DIRECTIVE » Collect all the lines that mention the word "false".

SOURCE RECORDS »
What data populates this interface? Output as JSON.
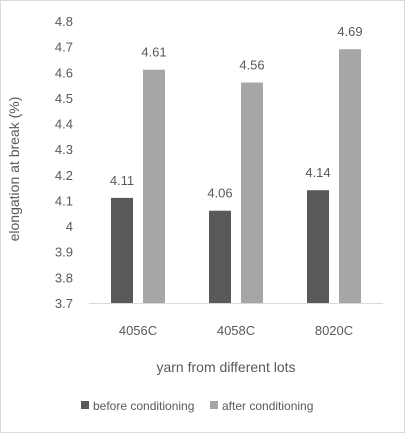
{
  "chart_data": {
    "type": "bar",
    "categories": [
      "4056C",
      "4058C",
      "8020C"
    ],
    "series": [
      {
        "name": "before conditioning",
        "values": [
          4.11,
          4.06,
          4.14
        ],
        "color": "#595959"
      },
      {
        "name": "after conditioning",
        "values": [
          4.61,
          4.56,
          4.69
        ],
        "color": "#a6a6a6"
      }
    ],
    "value_labels": [
      [
        "4.11",
        "4.06",
        "4.14"
      ],
      [
        "4.61",
        "4.56",
        "4.69"
      ]
    ],
    "title": "",
    "xlabel": "yarn from different lots",
    "ylabel": "elongation at break (%)",
    "ylim": [
      3.7,
      4.8
    ],
    "yticks": [
      "3.7",
      "3.8",
      "3.9",
      "4",
      "4.1",
      "4.2",
      "4.3",
      "4.4",
      "4.5",
      "4.6",
      "4.7",
      "4.8"
    ],
    "grid": false,
    "legend": "bottom"
  }
}
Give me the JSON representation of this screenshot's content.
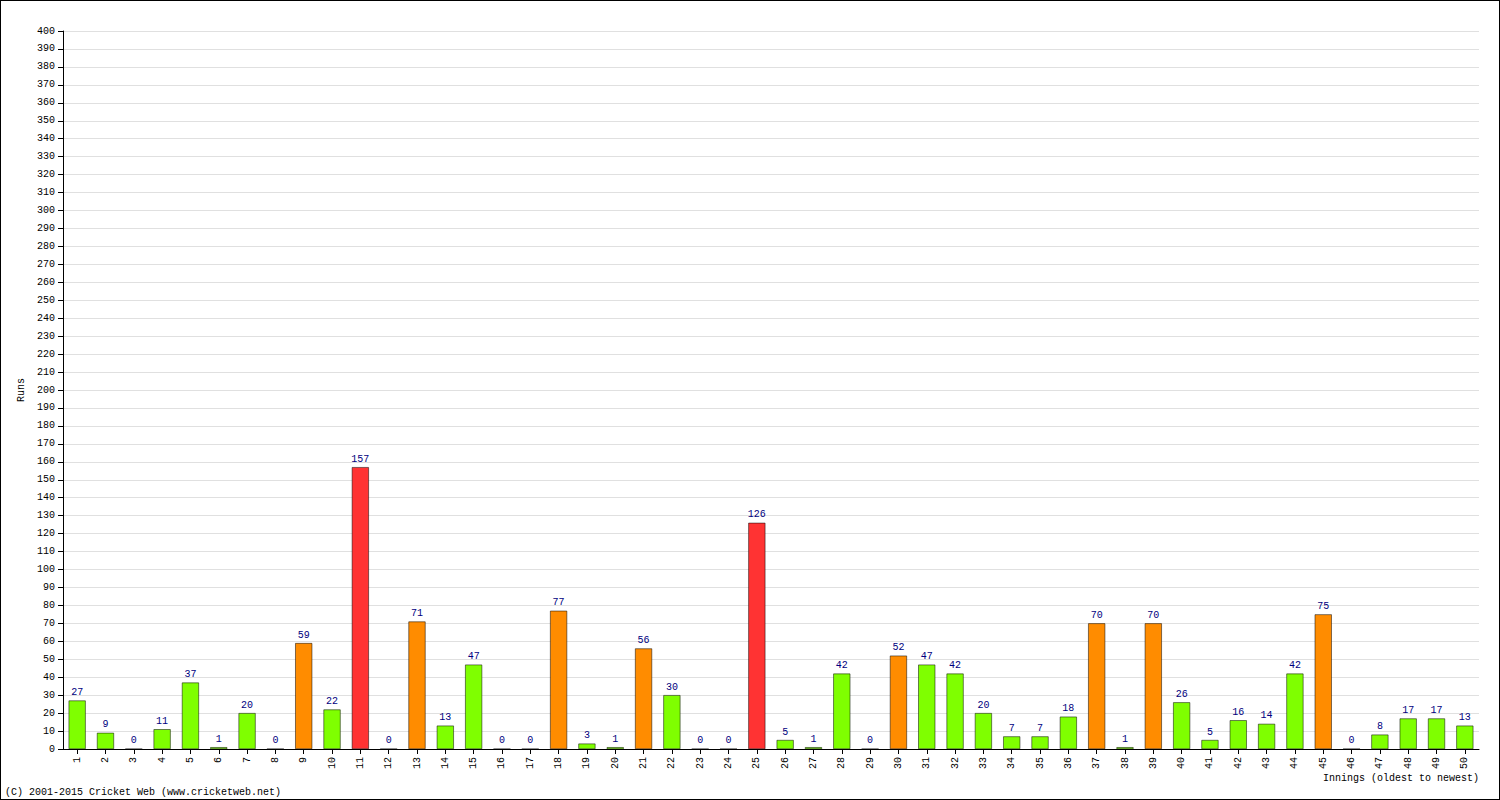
{
  "chart_data": {
    "type": "bar",
    "x_label": "Innings (oldest to newest)",
    "y_label": "Runs",
    "annotations": [
      "(C) 2001-2015 Cricket Web (www.cricketweb.net)"
    ],
    "categories": [
      "1",
      "2",
      "3",
      "4",
      "5",
      "6",
      "7",
      "8",
      "9",
      "10",
      "11",
      "12",
      "13",
      "14",
      "15",
      "16",
      "17",
      "18",
      "19",
      "20",
      "21",
      "22",
      "23",
      "24",
      "25",
      "26",
      "27",
      "28",
      "29",
      "30",
      "31",
      "32",
      "33",
      "34",
      "35",
      "36",
      "37",
      "38",
      "39",
      "40",
      "41",
      "42",
      "43",
      "44",
      "45",
      "46",
      "47",
      "48",
      "49",
      "50"
    ],
    "values": [
      27,
      9,
      0,
      11,
      37,
      1,
      20,
      0,
      59,
      22,
      157,
      0,
      71,
      13,
      47,
      0,
      0,
      77,
      3,
      1,
      56,
      30,
      0,
      0,
      126,
      5,
      1,
      42,
      0,
      52,
      47,
      42,
      20,
      7,
      7,
      18,
      70,
      1,
      70,
      26,
      5,
      16,
      14,
      42,
      75,
      0,
      8,
      17,
      17,
      13
    ],
    "colors": [
      "#7fff00",
      "#7fff00",
      "#7fff00",
      "#7fff00",
      "#7fff00",
      "#7fff00",
      "#7fff00",
      "#7fff00",
      "#ff8c00",
      "#7fff00",
      "#ff3333",
      "#7fff00",
      "#ff8c00",
      "#7fff00",
      "#7fff00",
      "#7fff00",
      "#7fff00",
      "#ff8c00",
      "#7fff00",
      "#7fff00",
      "#ff8c00",
      "#7fff00",
      "#7fff00",
      "#7fff00",
      "#ff3333",
      "#7fff00",
      "#7fff00",
      "#7fff00",
      "#7fff00",
      "#ff8c00",
      "#7fff00",
      "#7fff00",
      "#7fff00",
      "#7fff00",
      "#7fff00",
      "#7fff00",
      "#ff8c00",
      "#7fff00",
      "#ff8c00",
      "#7fff00",
      "#7fff00",
      "#7fff00",
      "#7fff00",
      "#7fff00",
      "#ff8c00",
      "#7fff00",
      "#7fff00",
      "#7fff00",
      "#7fff00",
      "#7fff00"
    ],
    "ylim": [
      0,
      400
    ],
    "yticks": [
      0,
      10,
      20,
      30,
      40,
      50,
      60,
      70,
      80,
      90,
      100,
      110,
      120,
      130,
      140,
      150,
      160,
      170,
      180,
      190,
      200,
      210,
      220,
      230,
      240,
      250,
      260,
      270,
      280,
      290,
      300,
      310,
      320,
      330,
      340,
      350,
      360,
      370,
      380,
      390,
      400
    ],
    "grid": true,
    "data_labels": true
  }
}
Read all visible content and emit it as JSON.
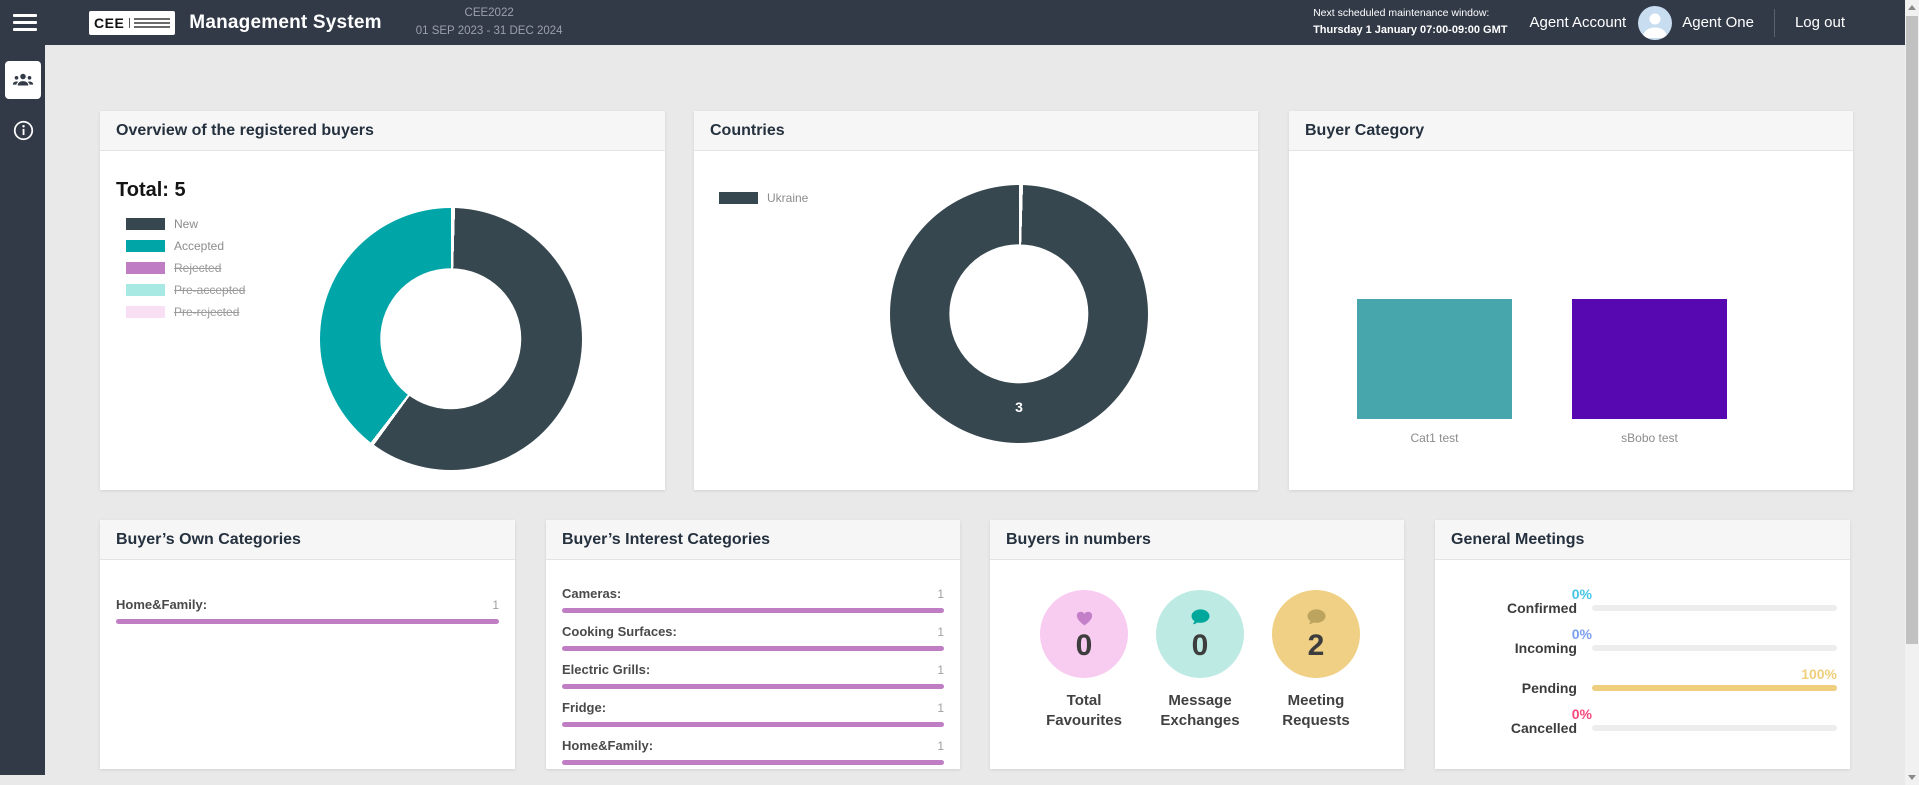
{
  "header": {
    "logo_text": "CEE",
    "app_title": "Management System",
    "event_code": "CEE2022",
    "event_dates": "01 SEP 2023 - 31 DEC 2024",
    "maintenance_label": "Next scheduled maintenance window:",
    "maintenance_value": "Thursday 1 January 07:00-09:00 GMT",
    "account_label": "Agent Account",
    "user_name": "Agent One",
    "logout_label": "Log out"
  },
  "sidebar": {
    "items": [
      {
        "name": "buyers",
        "icon": "group-icon",
        "active": true
      },
      {
        "name": "info",
        "icon": "info-icon",
        "active": false
      }
    ]
  },
  "cards": {
    "overview": {
      "title": "Overview of the registered buyers",
      "total_label": "Total: 5"
    },
    "countries": {
      "title": "Countries"
    },
    "buyer_category": {
      "title": "Buyer Category"
    },
    "own_categories": {
      "title": "Buyer’s Own Categories"
    },
    "interest_categories": {
      "title": "Buyer’s Interest Categories"
    },
    "buyers_in_numbers": {
      "title": "Buyers in numbers"
    },
    "general_meetings": {
      "title": "General Meetings"
    }
  },
  "colors": {
    "header_bg": "#323947",
    "page_bg": "#e9e9e9",
    "slate": "#37474f",
    "teal": "#00a5a8",
    "orchid": "#bf7ec4"
  },
  "chart_data": [
    {
      "id": "overview-donut",
      "type": "pie",
      "title": "Overview of the registered buyers",
      "total": 5,
      "labels": [
        "New",
        "Accepted",
        "Rejected",
        "Pre-accepted",
        "Pre-rejected"
      ],
      "values": [
        3,
        2,
        0,
        0,
        0
      ],
      "colors": [
        "#37474f",
        "#00a5a8",
        "#bf7ec4",
        "#a9e9e3",
        "#f8dff4"
      ],
      "disabled": [
        false,
        false,
        true,
        true,
        true
      ],
      "legend_position": "left"
    },
    {
      "id": "countries-donut",
      "type": "pie",
      "title": "Countries",
      "labels": [
        "Ukraine"
      ],
      "values": [
        3
      ],
      "colors": [
        "#37474f"
      ],
      "data_label": "3",
      "legend_position": "left"
    },
    {
      "id": "buyer-category-bars",
      "type": "bar",
      "title": "Buyer Category",
      "categories": [
        "Cat1 test",
        "sBobo test"
      ],
      "values": [
        1,
        1
      ],
      "colors": [
        "#46a6ab",
        "#5708b1"
      ]
    },
    {
      "id": "own-categories",
      "type": "bar",
      "orientation": "horizontal",
      "title": "Buyer’s Own Categories",
      "categories": [
        "Home&Family:"
      ],
      "values": [
        1
      ],
      "max": 1,
      "color": "#bf7ec4"
    },
    {
      "id": "interest-categories",
      "type": "bar",
      "orientation": "horizontal",
      "title": "Buyer’s Interest Categories",
      "categories": [
        "Cameras:",
        "Cooking Surfaces:",
        "Electric Grills:",
        "Fridge:",
        "Home&Family:"
      ],
      "values": [
        1,
        1,
        1,
        1,
        1
      ],
      "max": 1,
      "color": "#bf7ec4"
    },
    {
      "id": "buyers-in-numbers",
      "type": "table",
      "title": "Buyers in numbers",
      "items": [
        {
          "label": "Total Favourites",
          "value": 0,
          "icon": "heart-icon",
          "circle_color": "#f8ccf1",
          "icon_color": "#c47fc9"
        },
        {
          "label": "Message Exchanges",
          "value": 0,
          "icon": "chat-bubble-icon",
          "circle_color": "#bdebe4",
          "icon_color": "#00a79b"
        },
        {
          "label": "Meeting Requests",
          "value": 2,
          "icon": "chat-bubble-icon",
          "circle_color": "#efd084",
          "icon_color": "#bda45e"
        }
      ]
    },
    {
      "id": "general-meetings",
      "type": "bar",
      "orientation": "horizontal",
      "title": "General Meetings",
      "categories": [
        "Confirmed",
        "Incoming",
        "Pending",
        "Cancelled"
      ],
      "values": [
        0,
        0,
        100,
        0
      ],
      "unit": "%",
      "colors": [
        "#45c5e5",
        "#7b9ff0",
        "#efcf7d",
        "#f4497b"
      ],
      "track_color": "#ededed",
      "xlim": [
        0,
        100
      ]
    }
  ]
}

SOLUTION TO THIS EXERCISE »
    "grid": false,
        "active": false
        false,
        false,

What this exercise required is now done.